Aim of the exercise >> Output each entry that follows exactly. Images stay out.

Supplied material >>
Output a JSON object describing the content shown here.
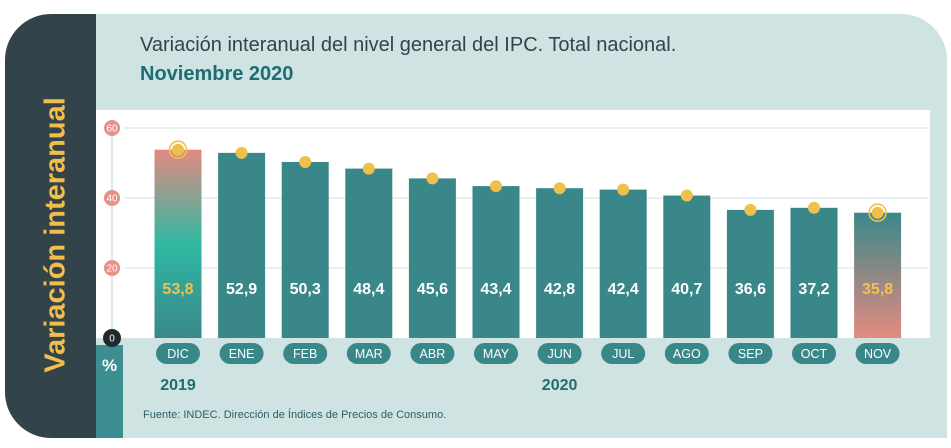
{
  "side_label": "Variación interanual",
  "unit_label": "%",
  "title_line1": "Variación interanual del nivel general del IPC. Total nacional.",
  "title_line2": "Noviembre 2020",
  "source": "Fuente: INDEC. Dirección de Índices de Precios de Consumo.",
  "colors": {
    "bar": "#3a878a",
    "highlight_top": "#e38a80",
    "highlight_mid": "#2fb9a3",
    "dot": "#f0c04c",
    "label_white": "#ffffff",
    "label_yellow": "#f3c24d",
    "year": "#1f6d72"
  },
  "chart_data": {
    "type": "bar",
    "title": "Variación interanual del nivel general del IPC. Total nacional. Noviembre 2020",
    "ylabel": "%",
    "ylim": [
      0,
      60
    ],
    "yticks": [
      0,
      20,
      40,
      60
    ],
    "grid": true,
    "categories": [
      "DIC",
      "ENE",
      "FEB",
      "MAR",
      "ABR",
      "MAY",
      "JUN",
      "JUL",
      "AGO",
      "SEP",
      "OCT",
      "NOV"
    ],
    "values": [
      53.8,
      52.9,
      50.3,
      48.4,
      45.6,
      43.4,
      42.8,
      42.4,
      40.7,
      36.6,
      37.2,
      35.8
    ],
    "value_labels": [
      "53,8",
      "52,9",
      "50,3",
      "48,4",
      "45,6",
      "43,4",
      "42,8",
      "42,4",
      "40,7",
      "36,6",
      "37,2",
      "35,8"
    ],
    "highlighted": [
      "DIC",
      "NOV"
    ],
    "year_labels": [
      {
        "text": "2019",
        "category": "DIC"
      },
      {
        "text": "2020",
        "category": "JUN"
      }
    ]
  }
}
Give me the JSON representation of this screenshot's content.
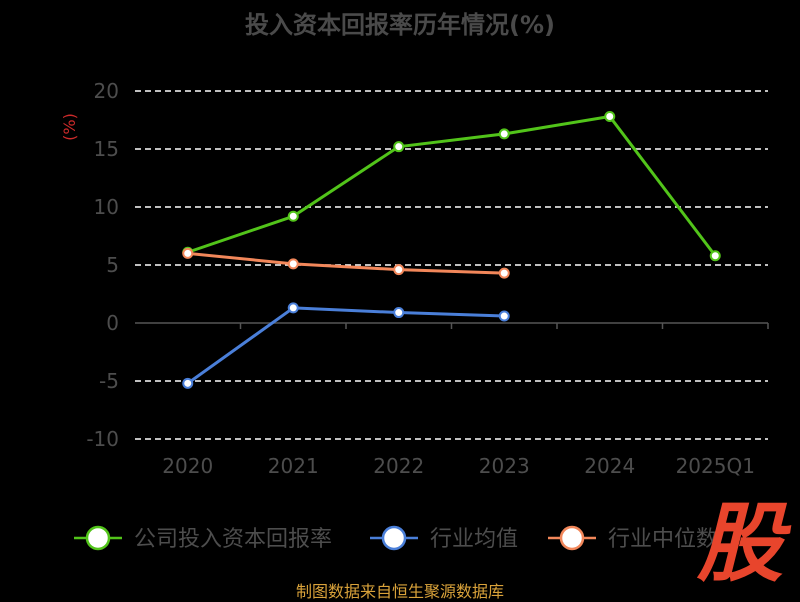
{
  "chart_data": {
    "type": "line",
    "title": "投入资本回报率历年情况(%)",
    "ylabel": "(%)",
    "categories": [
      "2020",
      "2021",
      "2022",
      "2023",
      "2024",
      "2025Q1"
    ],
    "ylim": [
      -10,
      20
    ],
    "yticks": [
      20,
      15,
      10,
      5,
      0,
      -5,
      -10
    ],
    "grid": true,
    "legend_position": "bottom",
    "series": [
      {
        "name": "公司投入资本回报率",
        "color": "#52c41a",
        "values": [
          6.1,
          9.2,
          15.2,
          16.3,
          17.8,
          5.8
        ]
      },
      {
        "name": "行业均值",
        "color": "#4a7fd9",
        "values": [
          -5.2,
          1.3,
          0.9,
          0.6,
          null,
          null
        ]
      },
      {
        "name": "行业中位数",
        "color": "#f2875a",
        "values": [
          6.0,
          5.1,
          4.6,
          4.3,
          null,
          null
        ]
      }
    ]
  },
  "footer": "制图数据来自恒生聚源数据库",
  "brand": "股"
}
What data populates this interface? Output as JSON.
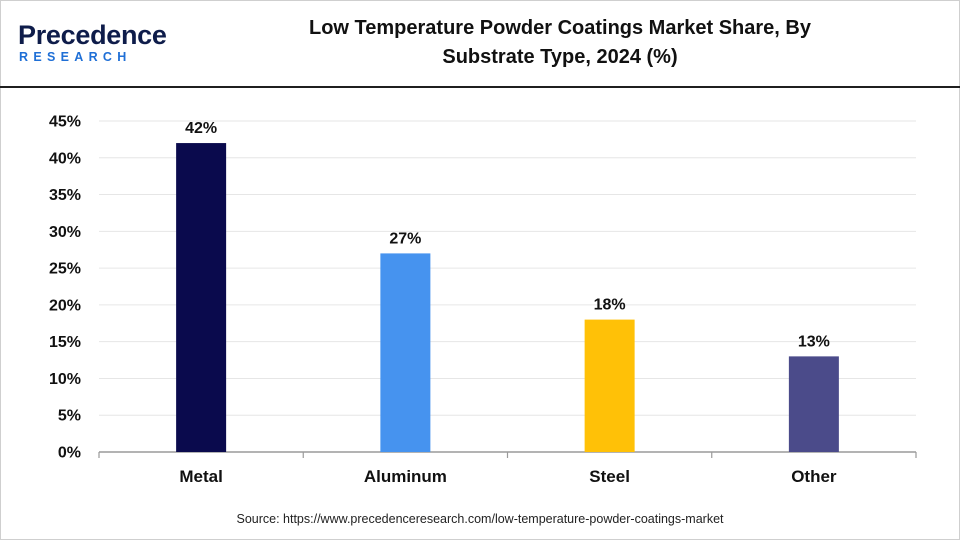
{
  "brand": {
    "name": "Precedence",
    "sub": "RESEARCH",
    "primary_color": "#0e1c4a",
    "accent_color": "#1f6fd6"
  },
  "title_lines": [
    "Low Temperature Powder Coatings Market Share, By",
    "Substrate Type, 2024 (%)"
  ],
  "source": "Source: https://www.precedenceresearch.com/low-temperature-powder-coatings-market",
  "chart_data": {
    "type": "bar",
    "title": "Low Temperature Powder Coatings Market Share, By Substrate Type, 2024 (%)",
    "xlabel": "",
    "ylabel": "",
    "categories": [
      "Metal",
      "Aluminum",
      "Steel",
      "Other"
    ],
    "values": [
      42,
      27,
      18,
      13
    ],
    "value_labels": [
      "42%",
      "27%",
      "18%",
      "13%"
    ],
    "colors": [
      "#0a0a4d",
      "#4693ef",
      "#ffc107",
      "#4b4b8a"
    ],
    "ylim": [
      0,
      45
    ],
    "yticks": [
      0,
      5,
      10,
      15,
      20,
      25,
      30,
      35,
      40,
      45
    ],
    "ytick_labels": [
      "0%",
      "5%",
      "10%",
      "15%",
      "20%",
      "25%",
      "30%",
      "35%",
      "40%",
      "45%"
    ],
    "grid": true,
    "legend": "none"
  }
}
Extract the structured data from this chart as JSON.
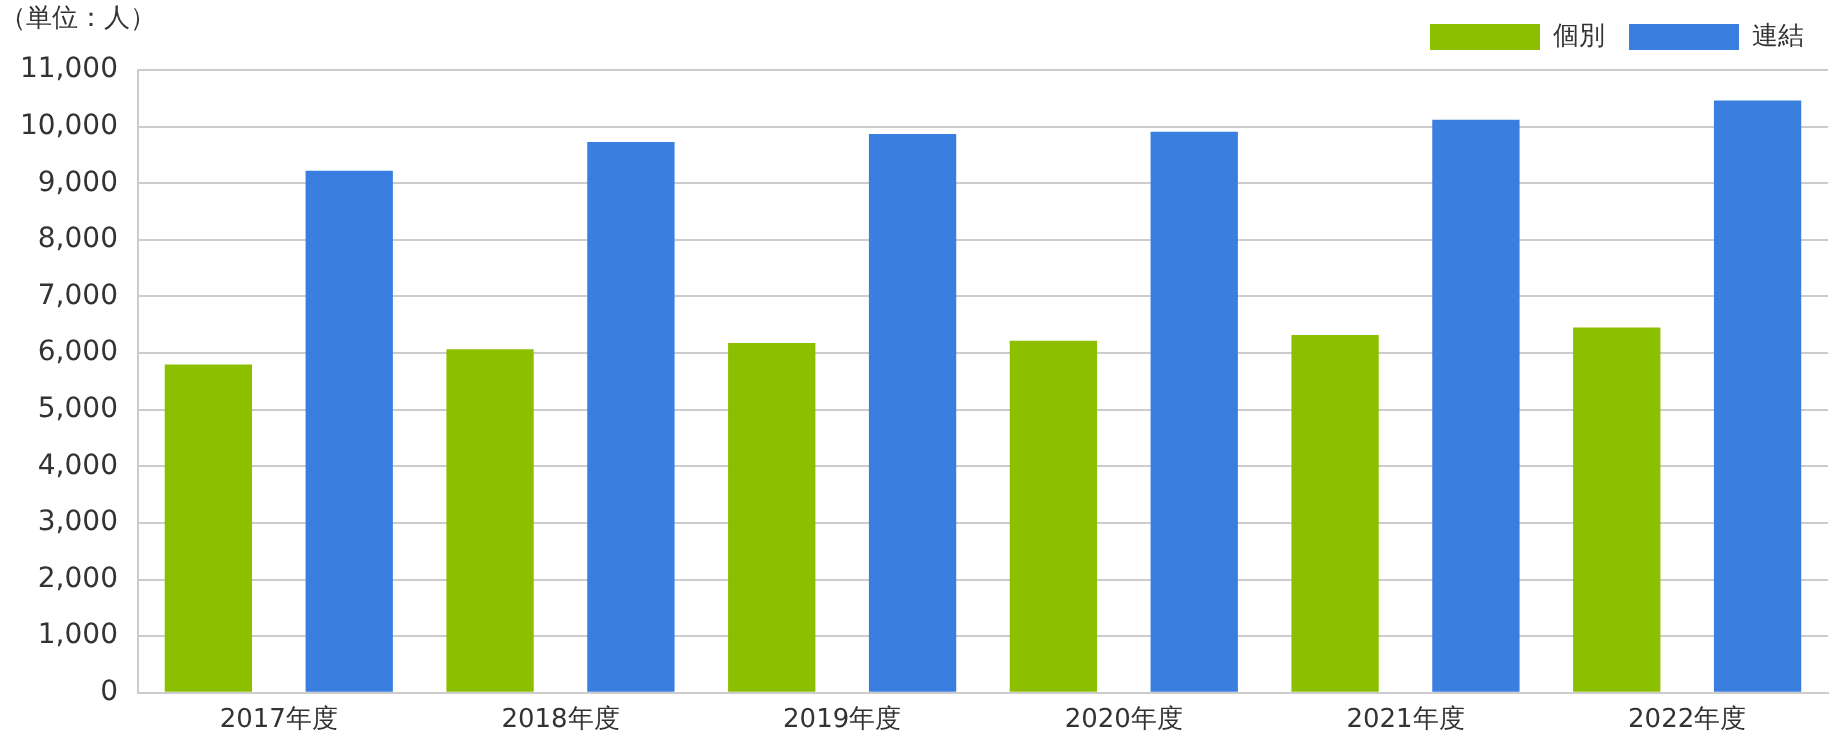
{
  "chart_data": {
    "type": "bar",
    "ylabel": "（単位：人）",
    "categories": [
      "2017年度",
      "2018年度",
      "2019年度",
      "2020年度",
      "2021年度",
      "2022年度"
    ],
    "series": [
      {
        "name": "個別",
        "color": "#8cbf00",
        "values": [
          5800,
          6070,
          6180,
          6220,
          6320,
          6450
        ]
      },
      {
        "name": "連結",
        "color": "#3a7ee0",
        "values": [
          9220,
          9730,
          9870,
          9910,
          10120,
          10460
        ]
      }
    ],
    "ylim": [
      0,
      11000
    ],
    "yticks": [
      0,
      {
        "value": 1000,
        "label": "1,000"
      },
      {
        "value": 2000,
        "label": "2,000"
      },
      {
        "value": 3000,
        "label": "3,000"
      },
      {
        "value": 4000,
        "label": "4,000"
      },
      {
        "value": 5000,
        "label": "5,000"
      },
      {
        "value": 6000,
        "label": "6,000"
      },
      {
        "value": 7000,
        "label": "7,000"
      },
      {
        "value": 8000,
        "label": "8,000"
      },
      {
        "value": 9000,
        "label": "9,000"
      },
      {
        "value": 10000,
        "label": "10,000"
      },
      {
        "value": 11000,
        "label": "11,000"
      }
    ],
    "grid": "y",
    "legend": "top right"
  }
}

Full answer >>
Output a JSON object describing the content shown here.
{
  "side_label": "Variación interanual",
  "unit_label": "%",
  "title_line1": "Variación interanual del nivel general del IPC. Total nacional.",
  "title_line2": "Noviembre 2020",
  "source": "Fuente: INDEC. Dirección de Índices de Precios de Consumo.",
  "colors": {
    "bar": "#3a878a",
    "highlight_top": "#e38a80",
    "highlight_mid": "#2fb9a3",
    "dot": "#f0c04c",
    "label_white": "#ffffff",
    "label_yellow": "#f3c24d",
    "year": "#1f6d72"
  },
  "chart_data": {
    "type": "bar",
    "title": "Variación interanual del nivel general del IPC. Total nacional. Noviembre 2020",
    "ylabel": "%",
    "ylim": [
      0,
      60
    ],
    "yticks": [
      0,
      20,
      40,
      60
    ],
    "grid": true,
    "categories": [
      "DIC",
      "ENE",
      "FEB",
      "MAR",
      "ABR",
      "MAY",
      "JUN",
      "JUL",
      "AGO",
      "SEP",
      "OCT",
      "NOV"
    ],
    "values": [
      53.8,
      52.9,
      50.3,
      48.4,
      45.6,
      43.4,
      42.8,
      42.4,
      40.7,
      36.6,
      37.2,
      35.8
    ],
    "value_labels": [
      "53,8",
      "52,9",
      "50,3",
      "48,4",
      "45,6",
      "43,4",
      "42,8",
      "42,4",
      "40,7",
      "36,6",
      "37,2",
      "35,8"
    ],
    "highlighted": [
      "DIC",
      "NOV"
    ],
    "year_labels": [
      {
        "text": "2019",
        "category": "DIC"
      },
      {
        "text": "2020",
        "category": "JUN"
      }
    ]
  }
}
Give me the JSON representation of this screenshot's content.
{
  "chart_data": {
    "type": "line",
    "title": "投入资本回报率历年情况(%)",
    "ylabel": "(%)",
    "categories": [
      "2020",
      "2021",
      "2022",
      "2023",
      "2024",
      "2025Q1"
    ],
    "ylim": [
      -10,
      20
    ],
    "yticks": [
      20,
      15,
      10,
      5,
      0,
      -5,
      -10
    ],
    "grid": true,
    "legend_position": "bottom",
    "series": [
      {
        "name": "公司投入资本回报率",
        "color": "#52c41a",
        "values": [
          6.1,
          9.2,
          15.2,
          16.3,
          17.8,
          5.8
        ]
      },
      {
        "name": "行业均值",
        "color": "#4a7fd9",
        "values": [
          -5.2,
          1.3,
          0.9,
          0.6,
          null,
          null
        ]
      },
      {
        "name": "行业中位数",
        "color": "#f2875a",
        "values": [
          6.0,
          5.1,
          4.6,
          4.3,
          null,
          null
        ]
      }
    ]
  },
  "footer": "制图数据来自恒生聚源数据库",
  "brand": "股"
}
What data populates this interface? Output as JSON.
{
  "brand": {
    "name": "Precedence",
    "sub": "RESEARCH",
    "primary_color": "#0e1c4a",
    "accent_color": "#1f6fd6"
  },
  "title_lines": [
    "Low Temperature Powder Coatings Market Share, By",
    "Substrate Type, 2024 (%)"
  ],
  "source": "Source: https://www.precedenceresearch.com/low-temperature-powder-coatings-market",
  "chart_data": {
    "type": "bar",
    "title": "Low Temperature Powder Coatings Market Share, By Substrate Type, 2024 (%)",
    "xlabel": "",
    "ylabel": "",
    "categories": [
      "Metal",
      "Aluminum",
      "Steel",
      "Other"
    ],
    "values": [
      42,
      27,
      18,
      13
    ],
    "value_labels": [
      "42%",
      "27%",
      "18%",
      "13%"
    ],
    "colors": [
      "#0a0a4d",
      "#4693ef",
      "#ffc107",
      "#4b4b8a"
    ],
    "ylim": [
      0,
      45
    ],
    "yticks": [
      0,
      5,
      10,
      15,
      20,
      25,
      30,
      35,
      40,
      45
    ],
    "ytick_labels": [
      "0%",
      "5%",
      "10%",
      "15%",
      "20%",
      "25%",
      "30%",
      "35%",
      "40%",
      "45%"
    ],
    "grid": true,
    "legend": "none"
  }
}
Extract the structured data from this chart as JSON.
{
  "chart_data": {
    "type": "bar",
    "ylabel": "（単位：人）",
    "categories": [
      "2017年度",
      "2018年度",
      "2019年度",
      "2020年度",
      "2021年度",
      "2022年度"
    ],
    "series": [
      {
        "name": "個別",
        "color": "#8cbf00",
        "values": [
          5800,
          6070,
          6180,
          6220,
          6320,
          6450
        ]
      },
      {
        "name": "連結",
        "color": "#3a7ee0",
        "values": [
          9220,
          9730,
          9870,
          9910,
          10120,
          10460
        ]
      }
    ],
    "ylim": [
      0,
      11000
    ],
    "yticks": [
      0,
      {
        "value": 1000,
        "label": "1,000"
      },
      {
        "value": 2000,
        "label": "2,000"
      },
      {
        "value": 3000,
        "label": "3,000"
      },
      {
        "value": 4000,
        "label": "4,000"
      },
      {
        "value": 5000,
        "label": "5,000"
      },
      {
        "value": 6000,
        "label": "6,000"
      },
      {
        "value": 7000,
        "label": "7,000"
      },
      {
        "value": 8000,
        "label": "8,000"
      },
      {
        "value": 9000,
        "label": "9,000"
      },
      {
        "value": 10000,
        "label": "10,000"
      },
      {
        "value": 11000,
        "label": "11,000"
      }
    ],
    "grid": "y",
    "legend": "top right"
  }
}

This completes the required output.